_WHAT TO WORK ON:_ Return every line from the records below that has the word "Topic".
***** SUPPLIED MATERIAL *****
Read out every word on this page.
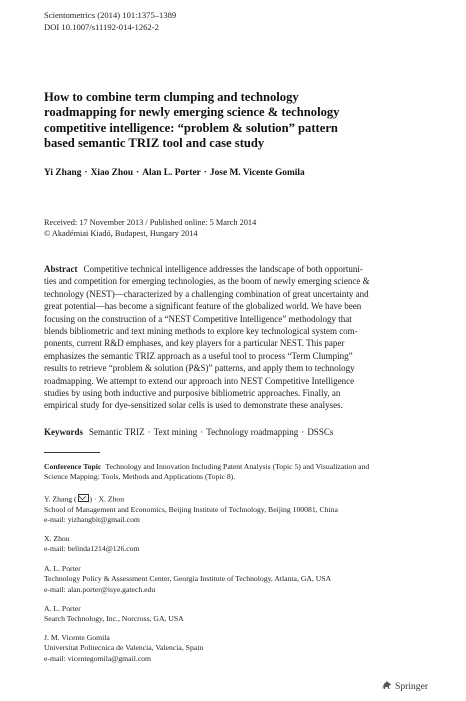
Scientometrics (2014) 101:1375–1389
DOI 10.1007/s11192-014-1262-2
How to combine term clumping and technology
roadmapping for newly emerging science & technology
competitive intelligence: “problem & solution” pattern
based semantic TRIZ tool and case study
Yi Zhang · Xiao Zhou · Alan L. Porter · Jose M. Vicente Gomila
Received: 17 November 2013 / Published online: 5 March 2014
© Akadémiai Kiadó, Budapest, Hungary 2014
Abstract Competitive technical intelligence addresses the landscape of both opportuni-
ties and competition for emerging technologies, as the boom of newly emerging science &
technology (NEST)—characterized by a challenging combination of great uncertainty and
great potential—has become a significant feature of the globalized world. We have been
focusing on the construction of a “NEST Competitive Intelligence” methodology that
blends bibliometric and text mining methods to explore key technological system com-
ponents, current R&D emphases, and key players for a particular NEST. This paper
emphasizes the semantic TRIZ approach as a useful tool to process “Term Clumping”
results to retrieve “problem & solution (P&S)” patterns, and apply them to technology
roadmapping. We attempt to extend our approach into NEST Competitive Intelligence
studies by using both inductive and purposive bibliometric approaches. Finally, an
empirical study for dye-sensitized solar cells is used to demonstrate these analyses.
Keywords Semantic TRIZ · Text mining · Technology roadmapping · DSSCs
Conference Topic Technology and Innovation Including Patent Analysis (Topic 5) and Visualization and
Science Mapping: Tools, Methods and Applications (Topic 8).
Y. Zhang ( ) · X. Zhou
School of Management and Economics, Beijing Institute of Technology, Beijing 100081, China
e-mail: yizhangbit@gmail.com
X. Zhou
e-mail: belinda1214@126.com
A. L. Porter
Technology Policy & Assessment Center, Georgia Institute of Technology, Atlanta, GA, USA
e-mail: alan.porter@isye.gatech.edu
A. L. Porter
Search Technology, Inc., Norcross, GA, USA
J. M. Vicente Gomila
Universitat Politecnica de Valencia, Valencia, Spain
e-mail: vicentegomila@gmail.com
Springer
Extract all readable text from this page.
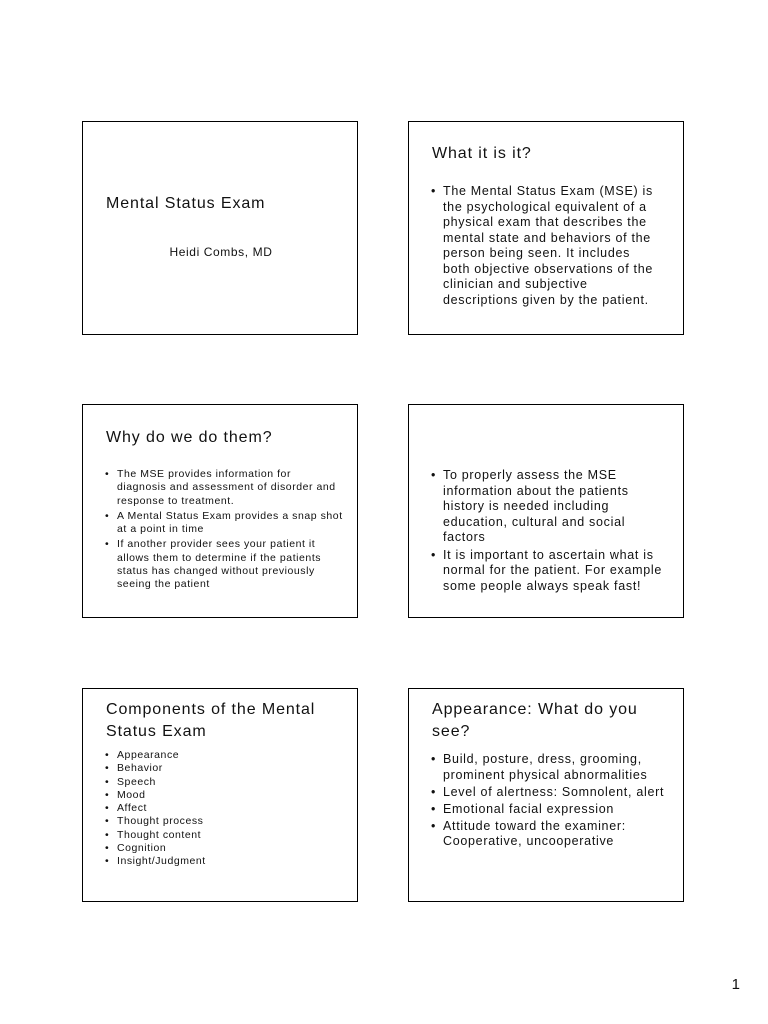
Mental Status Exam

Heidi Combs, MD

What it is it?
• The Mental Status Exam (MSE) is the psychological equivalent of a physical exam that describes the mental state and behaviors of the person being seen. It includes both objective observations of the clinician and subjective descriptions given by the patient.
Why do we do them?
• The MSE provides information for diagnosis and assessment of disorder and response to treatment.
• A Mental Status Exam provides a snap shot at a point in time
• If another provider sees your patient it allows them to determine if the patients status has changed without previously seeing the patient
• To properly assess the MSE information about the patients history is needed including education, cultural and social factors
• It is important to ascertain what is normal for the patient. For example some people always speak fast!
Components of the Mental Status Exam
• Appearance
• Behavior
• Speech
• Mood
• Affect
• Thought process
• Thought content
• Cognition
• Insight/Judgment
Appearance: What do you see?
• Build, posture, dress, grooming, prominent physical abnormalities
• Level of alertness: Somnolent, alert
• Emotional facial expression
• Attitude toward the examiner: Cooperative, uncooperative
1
*****
_RESPONSE TO THE TASK:_
Conference Topic Technology and Innovation Including Patent Analysis (Topic 5) and Visualization and
Science Mapping: Tools, Methods and Applications (Topic 8).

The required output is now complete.